What you have to do —
Set all the material down again unchanged, without the pictures.

Data provided —
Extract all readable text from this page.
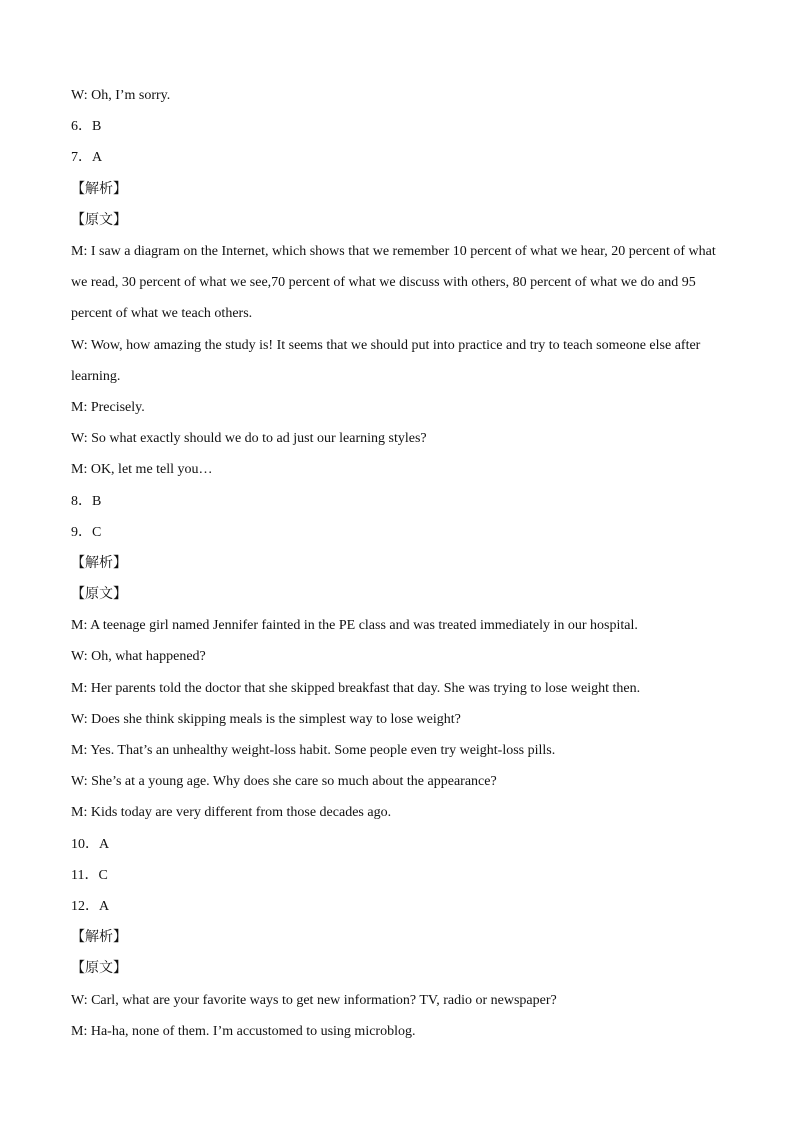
W: Oh, I’m sorry.

6．B

7．A

【解析】

【原文】

M: I saw a diagram on the Internet, which shows that we remember 10 percent of what we hear, 20 percent of what we read, 30 percent of what we see,70 percent of what we discuss with others, 80 percent of what we do and 95 percent of what we teach others.

W: Wow, how amazing the study is! It seems that we should put into practice and try to teach someone else after learning.

M: Precisely.

W: So what exactly should we do to ad just our learning styles?

M: OK, let me tell you…

8．B

9．C

【解析】

【原文】

M: A teenage girl named Jennifer fainted in the PE class and was treated immediately in our hospital.

W: Oh, what happened?

M: Her parents told the doctor that she skipped breakfast that day. She was trying to lose weight then.

W: Does she think skipping meals is the simplest way to lose weight?

M: Yes. That’s an unhealthy weight-loss habit. Some people even try weight-loss pills.

W: She’s at a young age. Why does she care so much about the appearance?

M: Kids today are very different from those decades ago.

10．A

11．C

12．A

【解析】

【原文】

W: Carl, what are your favorite ways to get new information? TV, radio or newspaper?

M: Ha-ha, none of them. I’m accustomed to using microblog.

Correct answer —
Extract all readable text from this page.
W: Oh, I’m sorry.

6．B

7．A

【解析】

【原文】

M: I saw a diagram on the Internet, which shows that we remember 10 percent of what we hear, 20 percent of what we read, 30 percent of what we see,70 percent of what we discuss with others, 80 percent of what we do and 95 percent of what we teach others.

W: Wow, how amazing the study is! It seems that we should put into practice and try to teach someone else after learning.

M: Precisely.

W: So what exactly should we do to ad just our learning styles?

M: OK, let me tell you…

8．B

9．C

【解析】

【原文】

M: A teenage girl named Jennifer fainted in the PE class and was treated immediately in our hospital.

W: Oh, what happened?

M: Her parents told the doctor that she skipped breakfast that day. She was trying to lose weight then.

W: Does she think skipping meals is the simplest way to lose weight?

M: Yes. That’s an unhealthy weight-loss habit. Some people even try weight-loss pills.

W: She’s at a young age. Why does she care so much about the appearance?

M: Kids today are very different from those decades ago.

10．A

11．C

12．A

【解析】

【原文】

W: Carl, what are your favorite ways to get new information? TV, radio or newspaper?

M: Ha-ha, none of them. I’m accustomed to using microblog.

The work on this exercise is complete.